- **SHORT PROBLEM**:
Your job is to restate each entry word for word.
— START OF ENTRIES SHOWN —
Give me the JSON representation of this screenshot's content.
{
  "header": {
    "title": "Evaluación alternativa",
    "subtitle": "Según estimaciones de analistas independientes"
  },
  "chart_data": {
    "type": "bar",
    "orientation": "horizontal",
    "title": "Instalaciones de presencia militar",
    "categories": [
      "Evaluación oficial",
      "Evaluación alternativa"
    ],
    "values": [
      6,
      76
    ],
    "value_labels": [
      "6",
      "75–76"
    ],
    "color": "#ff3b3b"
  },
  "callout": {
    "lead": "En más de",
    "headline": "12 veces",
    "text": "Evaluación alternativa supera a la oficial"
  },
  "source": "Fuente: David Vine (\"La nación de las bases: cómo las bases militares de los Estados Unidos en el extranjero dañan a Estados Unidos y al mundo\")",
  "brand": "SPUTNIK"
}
— END OF ENTRIES SHOWN —
- **THE OUTPUT**:
Give me the JSON representation of this screenshot's content.
{
  "header": {
    "title": "Evaluación alternativa",
    "subtitle": "Según estimaciones de analistas independientes"
  },
  "chart_data": {
    "type": "bar",
    "orientation": "horizontal",
    "title": "Instalaciones de presencia militar",
    "categories": [
      "Evaluación oficial",
      "Evaluación alternativa"
    ],
    "values": [
      6,
      76
    ],
    "value_labels": [
      "6",
      "75–76"
    ],
    "color": "#ff3b3b"
  },
  "callout": {
    "lead": "En más de",
    "headline": "12 veces",
    "text": "Evaluación alternativa supera a la oficial"
  },
  "source": "Fuente: David Vine (\"La nación de las bases: cómo las bases militares de los Estados Unidos en el extranjero dañan a Estados Unidos y al mundo\")",
  "brand": "SPUTNIK"
}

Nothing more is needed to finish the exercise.